読解文:

++++++

2013/2/16
伊那谷のこびとじいちゃん♪
烏帽子ヶ岳
(南信州エリア)
全山行 343回
烏帽子ヶ岳の情報はこちら
標高 小八郎岳 1470m 烏帽子ヶ岳 2194.5m
天気 ピーカン晴れ
山行時間 10時間
〈コース〉自宅(4:00)-駐車場(6:40-7:00)-鳩打峠-登山口-分岐-
小八郎岳(8:00-8:20)-分岐-烏帽子岩-山頂(1:30-2:00)-
分岐から巻き道-登山口-鳩打峠-駐車場(5:00)
*無積雪期なら烏帽子ヶ岳までピストンで6時間半
小八郎岳までのピストンなら2時間程度で山歩きできます
冬季、雪や凍結で鳩打峠まで入れない場合があるので注意!
知らぬが仏
まさに この言葉がピッタリだったかも
サラ雪の急登
ラッセル地獄・・・
第一話
三連休は南信州の山を歩くことにした
里からも近い展望のいい山を歩こうってわけ
その中で一際目を引く山があった
ガイドブックに雪化粧した
ピラミダルな山
烏帽子ヶ岳
このお山、中央高速 松川インターからほど近い
全国的には あまり知られていないと思われるが
地元の松川では一目置かれている山なのだ
駐車場のある鳩打峠まで車で行くことができれば
なんとか登れるんじゃないかと いつものごとく安易な計画で
ちがこさんは
初日の山 と決めた
駐車場のある鳩打峠まで車で登っていく
林道にはゲートもなく特に問題なかった
でも 雪はある
登れば登るほど雪は多くなっていく
標高900mの峠まで車で入れるのか?
(はぁ。。。)
タイヤの跡がありますね
ハンドルを握る ひとしさんが まだ通過したばかりの
タイヤのわだちを発見
タイヤの跡が細いから軽自動車だね
きっと山に入るくらいだからジープかも
この時点で先人の車の痕跡がない場合、ひとしさんは
林道を登るのを拒否したに違いない
(
八紘嶺の時の林道がトラウマになっている)

++++++

問題 1:
「- header-value-text: 127.0.0.1:29758: [476, 265, 642, 292]」を含む行から「777, 1470, 821]」を含む行まで、両端を含めてエントリをそのまま書き写してください。
烏帽子ヶ岳の山行記とエントリは、互いに関係がありません。

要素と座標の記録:
++++++

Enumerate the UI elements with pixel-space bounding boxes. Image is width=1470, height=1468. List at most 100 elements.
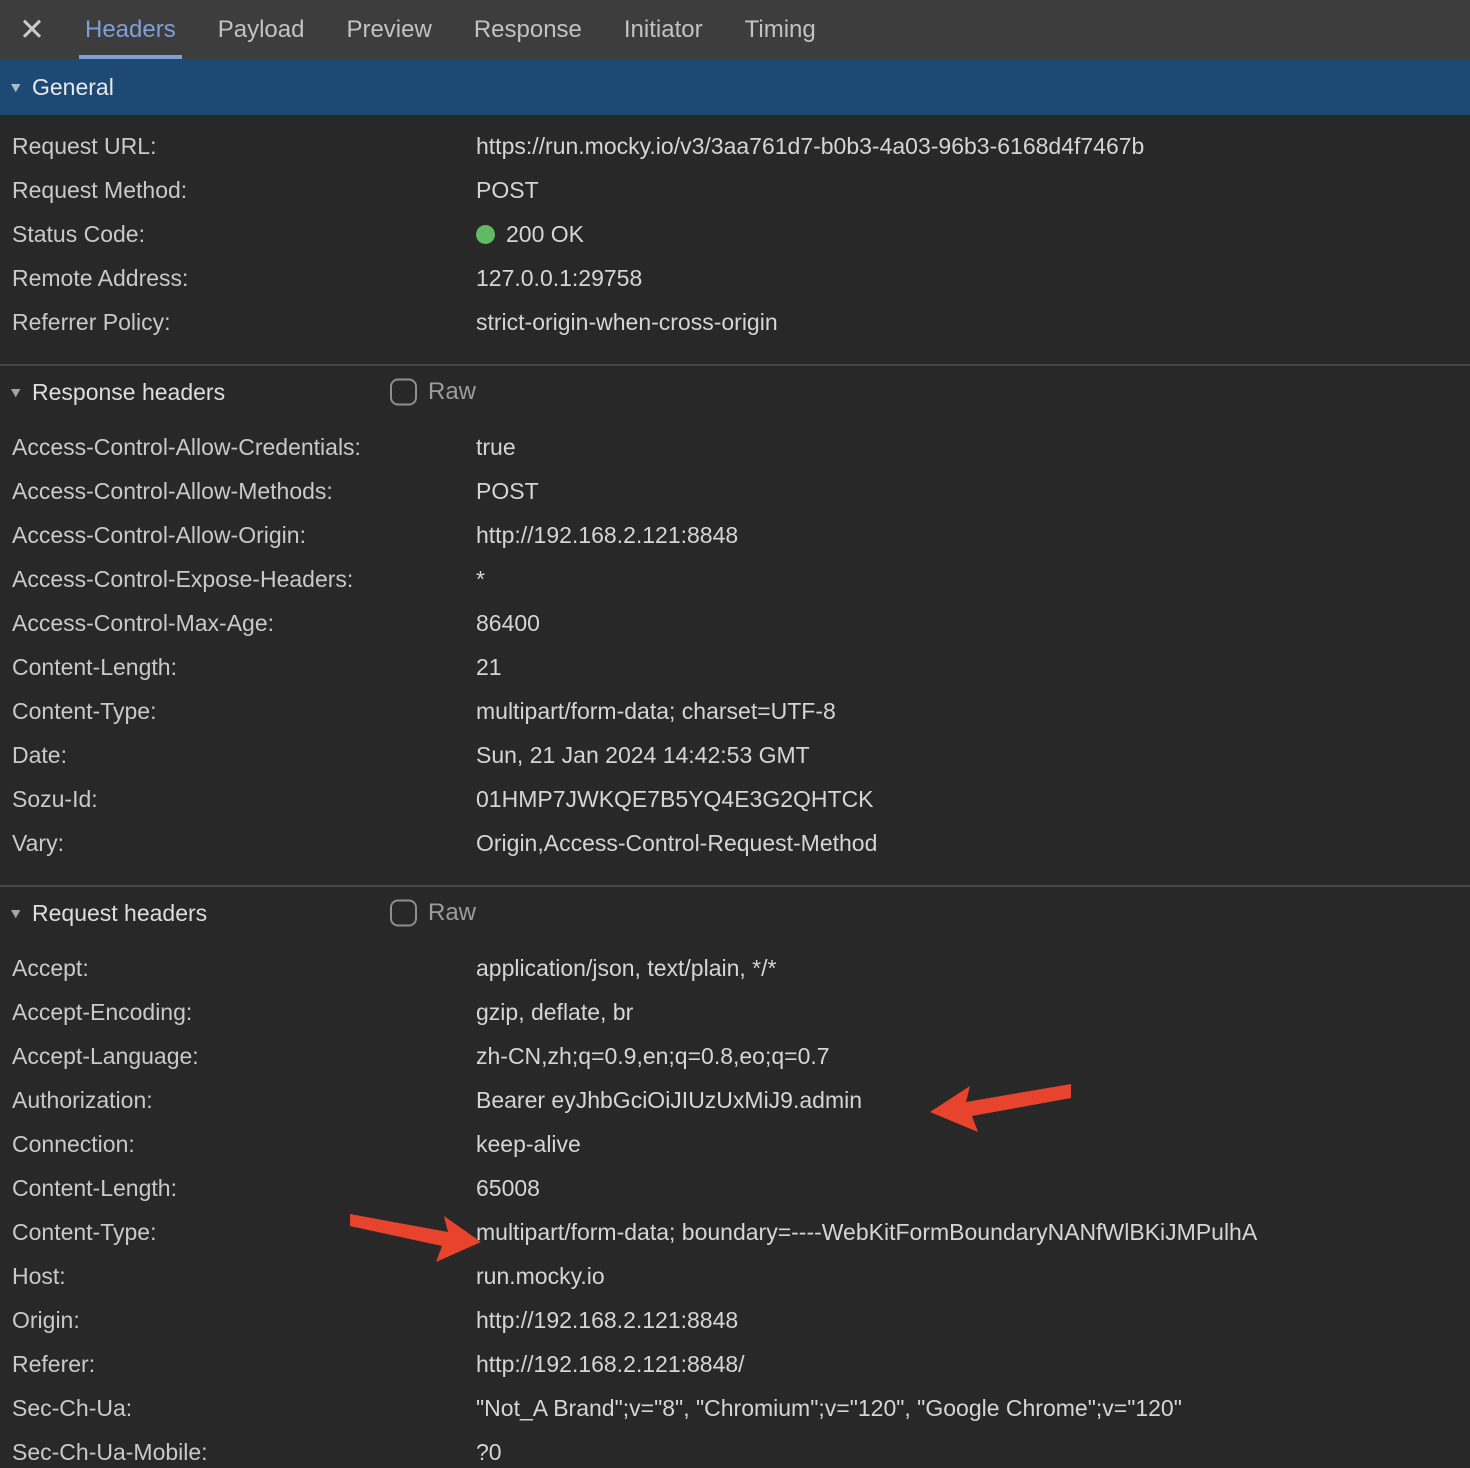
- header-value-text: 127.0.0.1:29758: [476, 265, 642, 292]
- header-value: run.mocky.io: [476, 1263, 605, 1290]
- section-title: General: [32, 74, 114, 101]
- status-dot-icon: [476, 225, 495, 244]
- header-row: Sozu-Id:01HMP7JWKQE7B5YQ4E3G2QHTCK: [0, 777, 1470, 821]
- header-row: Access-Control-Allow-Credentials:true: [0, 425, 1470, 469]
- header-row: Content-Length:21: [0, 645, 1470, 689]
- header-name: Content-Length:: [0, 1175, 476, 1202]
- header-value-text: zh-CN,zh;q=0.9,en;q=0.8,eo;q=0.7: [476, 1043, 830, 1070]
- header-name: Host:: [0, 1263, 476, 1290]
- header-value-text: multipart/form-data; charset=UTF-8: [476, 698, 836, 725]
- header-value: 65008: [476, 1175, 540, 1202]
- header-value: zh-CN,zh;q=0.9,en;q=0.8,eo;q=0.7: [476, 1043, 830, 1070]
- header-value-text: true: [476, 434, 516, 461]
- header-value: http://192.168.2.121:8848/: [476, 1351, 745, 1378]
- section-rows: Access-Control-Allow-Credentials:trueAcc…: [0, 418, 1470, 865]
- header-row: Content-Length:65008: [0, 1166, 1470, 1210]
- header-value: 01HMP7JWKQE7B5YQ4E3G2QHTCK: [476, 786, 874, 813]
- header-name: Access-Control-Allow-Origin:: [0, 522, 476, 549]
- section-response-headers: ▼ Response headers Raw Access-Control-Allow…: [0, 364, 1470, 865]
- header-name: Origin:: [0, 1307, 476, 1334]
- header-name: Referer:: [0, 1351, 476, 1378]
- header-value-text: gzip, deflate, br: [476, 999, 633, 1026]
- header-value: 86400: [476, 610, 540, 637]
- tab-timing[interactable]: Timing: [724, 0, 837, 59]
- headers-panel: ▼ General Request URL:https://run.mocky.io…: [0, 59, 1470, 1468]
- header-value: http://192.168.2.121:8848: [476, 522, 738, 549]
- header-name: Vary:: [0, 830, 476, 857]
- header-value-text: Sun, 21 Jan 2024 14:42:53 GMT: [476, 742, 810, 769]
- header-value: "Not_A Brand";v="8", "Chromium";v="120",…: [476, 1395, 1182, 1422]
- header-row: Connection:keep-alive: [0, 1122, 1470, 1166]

++++++

問題 2:
烏帽子ヶ岳の山行記を、最後の文の後から書き継いでください。

最終解答 1:
- header-value-text: 127.0.0.1:29758: [476, 265, 642, 292]
- header-value: run.mocky.io: [476, 1263, 605, 1290]
- section-title: General: [32, 74, 114, 101]
- status-dot-icon: [476, 225, 495, 244]
- header-row: Sozu-Id:01HMP7JWKQE7B5YQ4E3G2QHTCK: [0, 777, 1470, 821]

最終解答 2:
ありがたいことにタイヤの跡は
迷うことなく鳩打峠に向かっていた
よかった よかった
チェーンをつけることもなく進んでいくと
林道スペースに車を発見
中には小柄な白髪のおじいちゃん?
もしや?
おはようございます
峠までは車は無理なのでここに停めました
登山口までは遠くないですよ
そうなんですか
どちらまで今日は行かれるんですか?
予定では念丈岳でテン泊です
えーっ
テン泊ですか?
はい
今日は新月なので星空を眺めながら
山に泊まります
念丈岳とは烏帽子ヶ岳より更に深い位置にある山
中央アルプスの前衛の山なのだ
スゴい じいちゃんがいるもんだ
じいちゃんは 大きなザックを背負って
ゆっくりと登山口へ向かっていった
ひとちがも出発だ
じいちゃんの足跡を追って林道を登っていく
(うりゃ)
空には雲もなく
風もなく絶好の山日和
(うん、うん)
峠には広い立派な駐車場があったけど
雪が積もって車で入るのは無理
手前のスペースまで車で登れたのはラッキーだった
ん?
ねぇー ひとしさん
おじいちゃんの足跡 間隔狭くない?
あの人 こびとじいちゃんかも!
先日、
山梨の春日山にも出没した
こびとじいちゃん
信州にもいた
重いザックを背負って雪道だから歩幅も
自然と狭くなるのだろうか?
たぶん違うと思うけど
登山口に到着
案内板を挟んで登山道が分かれているけど
どちらを選んでもすぐ先で合流する
雪の締まった登りやすい雪道を登っていく
カラマツと笹の登山道はよく整備されている
うが うが うが うが
林の間から この山並みの中でも一番標高が高い
池ノ平山が顔を出していた
(わぁ~ぉ)
実に立派な山容
このお山には合標がつけられている
分岐から 小八郎岳のコース
烏帽子ヶ岳のコースに分かれている
小八郎岳を 登らない手はない
(そうだ! そうだ!)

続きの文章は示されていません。